§ **Exercise**:
Your task is to reproduce the material exactly.

Dataset items:
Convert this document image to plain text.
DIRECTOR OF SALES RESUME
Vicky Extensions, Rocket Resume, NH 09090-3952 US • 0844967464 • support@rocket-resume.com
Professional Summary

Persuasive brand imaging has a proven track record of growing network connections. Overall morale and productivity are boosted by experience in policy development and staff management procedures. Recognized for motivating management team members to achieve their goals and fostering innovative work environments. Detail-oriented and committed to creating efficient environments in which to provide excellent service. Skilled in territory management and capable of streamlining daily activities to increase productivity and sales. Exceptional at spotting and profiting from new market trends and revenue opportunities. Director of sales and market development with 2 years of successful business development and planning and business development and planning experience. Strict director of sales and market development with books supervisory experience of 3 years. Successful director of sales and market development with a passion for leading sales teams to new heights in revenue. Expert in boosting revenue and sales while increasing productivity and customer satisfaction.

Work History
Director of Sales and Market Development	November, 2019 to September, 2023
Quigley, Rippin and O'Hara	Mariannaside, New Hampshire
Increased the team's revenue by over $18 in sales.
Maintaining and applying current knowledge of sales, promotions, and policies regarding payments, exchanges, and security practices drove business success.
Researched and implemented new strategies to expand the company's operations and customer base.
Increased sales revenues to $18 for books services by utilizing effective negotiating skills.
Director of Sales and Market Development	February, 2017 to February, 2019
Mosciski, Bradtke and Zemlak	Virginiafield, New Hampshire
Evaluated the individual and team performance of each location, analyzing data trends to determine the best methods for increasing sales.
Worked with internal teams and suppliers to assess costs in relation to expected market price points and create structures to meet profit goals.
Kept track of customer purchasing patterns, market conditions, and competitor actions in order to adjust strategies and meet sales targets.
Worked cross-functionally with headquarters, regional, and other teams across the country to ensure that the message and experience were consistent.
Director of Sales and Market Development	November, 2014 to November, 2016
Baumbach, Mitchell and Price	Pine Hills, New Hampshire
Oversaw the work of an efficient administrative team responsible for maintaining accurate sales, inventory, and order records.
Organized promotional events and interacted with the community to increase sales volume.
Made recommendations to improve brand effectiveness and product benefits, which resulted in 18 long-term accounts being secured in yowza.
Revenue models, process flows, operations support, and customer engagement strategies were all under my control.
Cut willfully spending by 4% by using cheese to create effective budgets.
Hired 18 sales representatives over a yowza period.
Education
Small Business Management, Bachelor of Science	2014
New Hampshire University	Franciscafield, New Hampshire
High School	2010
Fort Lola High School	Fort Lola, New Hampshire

§ **Problem solution**:
Convert this document image to plain text.
DIRECTOR OF SALES RESUME
Vicky Extensions, Rocket Resume, NH 09090-3952 US • 0844967464 • support@rocket-resume.com
Professional Summary

Persuasive brand imaging has a proven track record of growing network connections. Overall morale and productivity are boosted by experience in policy development and staff management procedures. Recognized for motivating management team members to achieve their goals and fostering innovative work environments. Detail-oriented and committed to creating efficient environments in which to provide excellent service. Skilled in territory management and capable of streamlining daily activities to increase productivity and sales. Exceptional at spotting and profiting from new market trends and revenue opportunities. Director of sales and market development with 2 years of successful business development and planning and business development and planning experience. Strict director of sales and market development with books supervisory experience of 3 years. Successful director of sales and market development with a passion for leading sales teams to new heights in revenue. Expert in boosting revenue and sales while increasing productivity and customer satisfaction.

Work History
Director of Sales and Market Development	November, 2019 to September, 2023
Quigley, Rippin and O'Hara	Mariannaside, New Hampshire
Increased the team's revenue by over $18 in sales.
Maintaining and applying current knowledge of sales, promotions, and policies regarding payments, exchanges, and security practices drove business success.
Researched and implemented new strategies to expand the company's operations and customer base.
Increased sales revenues to $18 for books services by utilizing effective negotiating skills.
Director of Sales and Market Development	February, 2017 to February, 2019
Mosciski, Bradtke and Zemlak	Virginiafield, New Hampshire
Evaluated the individual and team performance of each location, analyzing data trends to determine the best methods for increasing sales.
Worked with internal teams and suppliers to assess costs in relation to expected market price points and create structures to meet profit goals.
Kept track of customer purchasing patterns, market conditions, and competitor actions in order to adjust strategies and meet sales targets.
Worked cross-functionally with headquarters, regional, and other teams across the country to ensure that the message and experience were consistent.
Director of Sales and Market Development	November, 2014 to November, 2016
Baumbach, Mitchell and Price	Pine Hills, New Hampshire
Oversaw the work of an efficient administrative team responsible for maintaining accurate sales, inventory, and order records.
Organized promotional events and interacted with the community to increase sales volume.
Made recommendations to improve brand effectiveness and product benefits, which resulted in 18 long-term accounts being secured in yowza.
Revenue models, process flows, operations support, and customer engagement strategies were all under my control.
Cut willfully spending by 4% by using cheese to create effective budgets.
Hired 18 sales representatives over a yowza period.
Education
Small Business Management, Bachelor of Science	2014
New Hampshire University	Franciscafield, New Hampshire
High School	2010
Fort Lola High School	Fort Lola, New Hampshire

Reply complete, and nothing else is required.